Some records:

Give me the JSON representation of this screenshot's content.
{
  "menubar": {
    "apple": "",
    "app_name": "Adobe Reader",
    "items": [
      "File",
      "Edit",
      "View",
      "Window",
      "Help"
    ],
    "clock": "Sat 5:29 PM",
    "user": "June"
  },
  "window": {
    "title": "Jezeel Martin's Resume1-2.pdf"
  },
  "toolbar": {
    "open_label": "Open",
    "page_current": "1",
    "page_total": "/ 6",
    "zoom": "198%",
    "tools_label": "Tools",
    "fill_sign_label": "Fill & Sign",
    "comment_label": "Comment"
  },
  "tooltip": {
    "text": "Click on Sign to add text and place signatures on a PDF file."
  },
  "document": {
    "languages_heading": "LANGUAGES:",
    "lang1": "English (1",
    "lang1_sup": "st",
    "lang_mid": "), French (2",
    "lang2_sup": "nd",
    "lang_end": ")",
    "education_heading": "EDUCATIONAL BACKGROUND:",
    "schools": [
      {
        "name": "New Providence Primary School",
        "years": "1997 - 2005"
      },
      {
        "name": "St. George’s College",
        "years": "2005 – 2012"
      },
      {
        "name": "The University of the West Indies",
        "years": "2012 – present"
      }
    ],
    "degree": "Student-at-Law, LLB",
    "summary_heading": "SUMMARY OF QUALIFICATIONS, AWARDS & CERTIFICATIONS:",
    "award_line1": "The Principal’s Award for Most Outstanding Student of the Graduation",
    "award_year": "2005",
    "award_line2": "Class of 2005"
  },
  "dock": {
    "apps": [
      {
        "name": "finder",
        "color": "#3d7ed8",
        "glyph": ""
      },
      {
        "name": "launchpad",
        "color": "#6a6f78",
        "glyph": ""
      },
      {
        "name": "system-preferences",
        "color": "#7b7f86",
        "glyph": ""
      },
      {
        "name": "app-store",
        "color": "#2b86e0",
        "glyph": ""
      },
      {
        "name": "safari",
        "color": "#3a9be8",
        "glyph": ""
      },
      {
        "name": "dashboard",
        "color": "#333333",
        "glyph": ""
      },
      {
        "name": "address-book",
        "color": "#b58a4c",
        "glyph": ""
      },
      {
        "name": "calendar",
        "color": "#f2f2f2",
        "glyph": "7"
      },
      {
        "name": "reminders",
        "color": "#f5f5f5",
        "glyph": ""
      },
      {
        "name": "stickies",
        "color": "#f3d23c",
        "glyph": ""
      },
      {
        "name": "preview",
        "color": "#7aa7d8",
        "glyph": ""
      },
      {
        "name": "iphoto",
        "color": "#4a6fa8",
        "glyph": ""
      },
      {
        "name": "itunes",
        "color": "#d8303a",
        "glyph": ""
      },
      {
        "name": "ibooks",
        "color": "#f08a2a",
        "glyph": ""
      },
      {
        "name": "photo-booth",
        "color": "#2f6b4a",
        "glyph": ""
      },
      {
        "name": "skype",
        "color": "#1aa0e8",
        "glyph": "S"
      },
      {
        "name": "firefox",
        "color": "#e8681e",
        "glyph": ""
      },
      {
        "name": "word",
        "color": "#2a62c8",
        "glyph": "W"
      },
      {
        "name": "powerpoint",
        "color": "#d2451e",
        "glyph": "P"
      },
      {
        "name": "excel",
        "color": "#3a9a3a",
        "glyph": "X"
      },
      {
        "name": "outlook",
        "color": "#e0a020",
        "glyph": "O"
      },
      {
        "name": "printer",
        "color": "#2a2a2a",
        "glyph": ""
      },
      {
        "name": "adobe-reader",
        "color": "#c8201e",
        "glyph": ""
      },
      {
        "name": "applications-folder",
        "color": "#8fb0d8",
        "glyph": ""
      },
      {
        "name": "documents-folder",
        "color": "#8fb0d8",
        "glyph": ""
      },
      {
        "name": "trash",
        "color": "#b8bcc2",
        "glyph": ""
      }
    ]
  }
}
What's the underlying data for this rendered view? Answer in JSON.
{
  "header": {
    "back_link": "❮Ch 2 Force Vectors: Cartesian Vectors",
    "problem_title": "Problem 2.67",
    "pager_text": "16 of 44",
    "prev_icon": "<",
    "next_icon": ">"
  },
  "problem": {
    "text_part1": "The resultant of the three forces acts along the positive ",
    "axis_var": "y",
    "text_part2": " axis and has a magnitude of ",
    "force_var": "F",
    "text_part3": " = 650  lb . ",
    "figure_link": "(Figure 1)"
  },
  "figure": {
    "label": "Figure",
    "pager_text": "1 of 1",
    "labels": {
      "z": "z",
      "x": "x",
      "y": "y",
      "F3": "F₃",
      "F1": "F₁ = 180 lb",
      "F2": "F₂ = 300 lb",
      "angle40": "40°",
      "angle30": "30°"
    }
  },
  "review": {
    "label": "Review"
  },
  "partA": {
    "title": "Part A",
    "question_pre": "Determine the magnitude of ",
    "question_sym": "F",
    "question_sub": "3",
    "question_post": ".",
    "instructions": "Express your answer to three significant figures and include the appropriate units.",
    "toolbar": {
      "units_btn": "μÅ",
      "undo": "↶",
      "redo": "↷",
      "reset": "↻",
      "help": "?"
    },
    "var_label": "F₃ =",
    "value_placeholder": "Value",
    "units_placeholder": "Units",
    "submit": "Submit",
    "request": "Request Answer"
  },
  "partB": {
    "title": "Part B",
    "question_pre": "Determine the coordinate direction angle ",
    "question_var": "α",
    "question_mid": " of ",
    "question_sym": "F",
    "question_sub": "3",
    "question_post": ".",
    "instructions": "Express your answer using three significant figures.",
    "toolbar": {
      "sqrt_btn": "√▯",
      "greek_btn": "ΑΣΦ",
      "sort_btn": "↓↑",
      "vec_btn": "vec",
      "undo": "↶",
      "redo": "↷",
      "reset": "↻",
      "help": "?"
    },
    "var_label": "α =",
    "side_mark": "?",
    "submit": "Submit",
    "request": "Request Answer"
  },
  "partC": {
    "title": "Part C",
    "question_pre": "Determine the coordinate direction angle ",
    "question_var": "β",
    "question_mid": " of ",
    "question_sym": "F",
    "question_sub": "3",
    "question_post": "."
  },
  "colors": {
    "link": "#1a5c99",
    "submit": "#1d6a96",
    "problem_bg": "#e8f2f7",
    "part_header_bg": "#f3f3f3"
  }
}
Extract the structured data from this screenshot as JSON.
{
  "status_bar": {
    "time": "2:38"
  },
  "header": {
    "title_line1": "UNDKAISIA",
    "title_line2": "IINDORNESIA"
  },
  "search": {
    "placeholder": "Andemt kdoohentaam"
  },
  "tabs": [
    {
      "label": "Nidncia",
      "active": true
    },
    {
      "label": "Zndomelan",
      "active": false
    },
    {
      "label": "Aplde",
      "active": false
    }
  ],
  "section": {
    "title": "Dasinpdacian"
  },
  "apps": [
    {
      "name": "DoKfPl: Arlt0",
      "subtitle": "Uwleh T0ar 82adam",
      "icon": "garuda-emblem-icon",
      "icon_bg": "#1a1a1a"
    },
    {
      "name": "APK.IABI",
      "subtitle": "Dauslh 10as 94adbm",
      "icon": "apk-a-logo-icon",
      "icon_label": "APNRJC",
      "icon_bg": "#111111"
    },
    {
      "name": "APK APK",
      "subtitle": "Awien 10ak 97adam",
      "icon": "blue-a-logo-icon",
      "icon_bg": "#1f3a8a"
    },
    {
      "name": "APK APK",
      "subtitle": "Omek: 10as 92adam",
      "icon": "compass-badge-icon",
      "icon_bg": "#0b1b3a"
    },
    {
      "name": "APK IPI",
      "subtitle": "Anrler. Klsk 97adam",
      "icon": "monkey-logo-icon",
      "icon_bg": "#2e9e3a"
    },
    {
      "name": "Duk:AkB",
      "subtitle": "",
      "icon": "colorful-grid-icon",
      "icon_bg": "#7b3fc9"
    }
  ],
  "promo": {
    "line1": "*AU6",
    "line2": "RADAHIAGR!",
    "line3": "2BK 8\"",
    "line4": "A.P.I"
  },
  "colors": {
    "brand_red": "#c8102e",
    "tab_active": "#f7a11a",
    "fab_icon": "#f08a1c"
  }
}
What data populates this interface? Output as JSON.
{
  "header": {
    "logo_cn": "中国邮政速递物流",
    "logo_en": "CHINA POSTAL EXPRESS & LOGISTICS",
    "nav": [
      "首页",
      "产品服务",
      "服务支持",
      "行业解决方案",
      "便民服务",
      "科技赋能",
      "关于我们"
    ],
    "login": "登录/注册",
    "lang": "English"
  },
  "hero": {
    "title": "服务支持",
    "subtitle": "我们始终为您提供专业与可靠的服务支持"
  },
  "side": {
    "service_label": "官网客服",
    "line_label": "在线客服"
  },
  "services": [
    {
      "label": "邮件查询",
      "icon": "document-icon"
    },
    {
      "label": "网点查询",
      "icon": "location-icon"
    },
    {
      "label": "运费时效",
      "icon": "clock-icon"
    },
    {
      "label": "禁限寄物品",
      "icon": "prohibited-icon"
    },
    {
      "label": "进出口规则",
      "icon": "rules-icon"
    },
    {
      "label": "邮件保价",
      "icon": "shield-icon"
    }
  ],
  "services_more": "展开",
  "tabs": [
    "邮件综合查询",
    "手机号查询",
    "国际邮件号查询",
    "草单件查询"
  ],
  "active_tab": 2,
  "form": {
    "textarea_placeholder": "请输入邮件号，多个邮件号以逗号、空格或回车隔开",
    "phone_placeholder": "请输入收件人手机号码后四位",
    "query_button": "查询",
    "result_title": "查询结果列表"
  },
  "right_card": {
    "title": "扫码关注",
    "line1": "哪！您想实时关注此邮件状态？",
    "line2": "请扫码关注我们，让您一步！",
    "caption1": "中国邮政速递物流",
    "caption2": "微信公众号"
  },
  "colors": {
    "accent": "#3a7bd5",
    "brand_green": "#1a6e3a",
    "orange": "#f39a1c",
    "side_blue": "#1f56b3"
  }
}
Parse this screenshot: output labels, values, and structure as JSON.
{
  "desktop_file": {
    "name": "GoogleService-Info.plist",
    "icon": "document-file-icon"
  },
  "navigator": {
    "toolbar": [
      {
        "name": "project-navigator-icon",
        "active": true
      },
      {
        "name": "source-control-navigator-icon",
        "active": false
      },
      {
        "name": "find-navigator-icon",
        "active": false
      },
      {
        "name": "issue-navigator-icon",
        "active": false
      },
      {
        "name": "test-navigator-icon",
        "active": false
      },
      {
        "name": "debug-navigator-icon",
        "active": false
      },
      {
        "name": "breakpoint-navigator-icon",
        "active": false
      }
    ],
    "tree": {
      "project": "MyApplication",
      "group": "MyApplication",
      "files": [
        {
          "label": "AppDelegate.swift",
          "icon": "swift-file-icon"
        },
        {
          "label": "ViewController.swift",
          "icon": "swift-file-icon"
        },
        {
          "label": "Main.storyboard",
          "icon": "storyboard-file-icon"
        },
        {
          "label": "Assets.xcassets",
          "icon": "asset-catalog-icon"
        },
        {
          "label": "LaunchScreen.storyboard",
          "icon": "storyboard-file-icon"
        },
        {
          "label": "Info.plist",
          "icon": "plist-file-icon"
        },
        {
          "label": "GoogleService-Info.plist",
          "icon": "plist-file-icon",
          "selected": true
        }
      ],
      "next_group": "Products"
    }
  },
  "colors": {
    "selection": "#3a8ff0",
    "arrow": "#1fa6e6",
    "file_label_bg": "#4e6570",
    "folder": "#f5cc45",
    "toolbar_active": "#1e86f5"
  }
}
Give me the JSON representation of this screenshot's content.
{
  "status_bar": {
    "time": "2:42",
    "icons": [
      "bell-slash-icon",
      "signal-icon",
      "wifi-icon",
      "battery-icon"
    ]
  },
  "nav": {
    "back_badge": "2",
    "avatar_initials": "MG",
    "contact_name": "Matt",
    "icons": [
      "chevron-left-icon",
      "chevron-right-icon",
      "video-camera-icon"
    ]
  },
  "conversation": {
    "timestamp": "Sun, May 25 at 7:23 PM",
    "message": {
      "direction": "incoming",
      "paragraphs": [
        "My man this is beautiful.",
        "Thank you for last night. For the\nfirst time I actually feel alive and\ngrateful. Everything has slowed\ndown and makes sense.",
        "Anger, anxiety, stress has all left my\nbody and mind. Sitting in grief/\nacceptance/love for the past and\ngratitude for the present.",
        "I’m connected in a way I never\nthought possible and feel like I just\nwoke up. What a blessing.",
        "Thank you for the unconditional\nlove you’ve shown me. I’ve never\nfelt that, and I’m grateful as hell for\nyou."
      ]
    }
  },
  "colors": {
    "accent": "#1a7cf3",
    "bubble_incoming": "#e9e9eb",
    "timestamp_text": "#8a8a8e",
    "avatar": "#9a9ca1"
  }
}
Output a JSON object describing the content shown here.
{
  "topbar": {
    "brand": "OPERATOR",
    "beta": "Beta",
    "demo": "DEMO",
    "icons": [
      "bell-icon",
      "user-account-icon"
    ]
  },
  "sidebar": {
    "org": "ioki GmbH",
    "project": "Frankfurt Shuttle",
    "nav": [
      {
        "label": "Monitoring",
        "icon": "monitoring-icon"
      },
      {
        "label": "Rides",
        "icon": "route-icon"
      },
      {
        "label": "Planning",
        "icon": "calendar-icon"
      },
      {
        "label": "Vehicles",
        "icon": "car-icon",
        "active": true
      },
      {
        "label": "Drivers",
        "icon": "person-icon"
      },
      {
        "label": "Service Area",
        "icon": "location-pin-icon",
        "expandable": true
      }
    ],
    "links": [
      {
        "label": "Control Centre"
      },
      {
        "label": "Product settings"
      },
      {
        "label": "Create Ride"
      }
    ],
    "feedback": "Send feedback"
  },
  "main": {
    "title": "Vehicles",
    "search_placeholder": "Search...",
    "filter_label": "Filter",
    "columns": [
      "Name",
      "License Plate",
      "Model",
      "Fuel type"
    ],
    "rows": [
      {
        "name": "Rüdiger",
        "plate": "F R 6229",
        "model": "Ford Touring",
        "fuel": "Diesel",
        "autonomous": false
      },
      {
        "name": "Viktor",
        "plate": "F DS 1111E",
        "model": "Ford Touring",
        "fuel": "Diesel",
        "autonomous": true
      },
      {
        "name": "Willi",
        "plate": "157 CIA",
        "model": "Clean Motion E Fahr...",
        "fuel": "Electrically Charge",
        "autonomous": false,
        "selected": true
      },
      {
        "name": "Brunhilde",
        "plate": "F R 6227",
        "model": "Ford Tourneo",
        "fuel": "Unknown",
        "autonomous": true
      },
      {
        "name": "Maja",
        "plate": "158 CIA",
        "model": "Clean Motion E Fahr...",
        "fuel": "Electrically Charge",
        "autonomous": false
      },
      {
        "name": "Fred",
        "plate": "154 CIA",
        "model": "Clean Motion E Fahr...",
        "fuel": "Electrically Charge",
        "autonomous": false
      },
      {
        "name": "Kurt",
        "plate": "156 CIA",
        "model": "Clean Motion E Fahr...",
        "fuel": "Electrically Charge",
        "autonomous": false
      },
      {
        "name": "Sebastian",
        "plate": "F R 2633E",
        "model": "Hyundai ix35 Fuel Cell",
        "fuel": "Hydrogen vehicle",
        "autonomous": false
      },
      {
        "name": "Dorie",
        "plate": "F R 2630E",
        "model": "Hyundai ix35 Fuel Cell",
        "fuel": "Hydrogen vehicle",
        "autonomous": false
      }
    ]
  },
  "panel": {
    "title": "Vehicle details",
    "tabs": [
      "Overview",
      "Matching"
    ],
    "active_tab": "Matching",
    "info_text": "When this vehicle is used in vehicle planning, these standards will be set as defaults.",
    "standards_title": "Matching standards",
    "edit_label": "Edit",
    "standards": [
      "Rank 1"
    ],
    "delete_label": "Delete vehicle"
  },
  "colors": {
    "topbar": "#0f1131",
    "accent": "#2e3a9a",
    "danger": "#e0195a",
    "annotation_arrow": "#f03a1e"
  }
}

## Set exercise
Copy each line that holds the word "never".

## Exercise output
        "I’m connected in a way I never\nthought possible and feel like I just\nwoke up. What a blessing.",
        "Thank you for the unconditional\nlove you’ve shown me. I’ve never\nfelt that, and I’m grateful as hell for\nyou."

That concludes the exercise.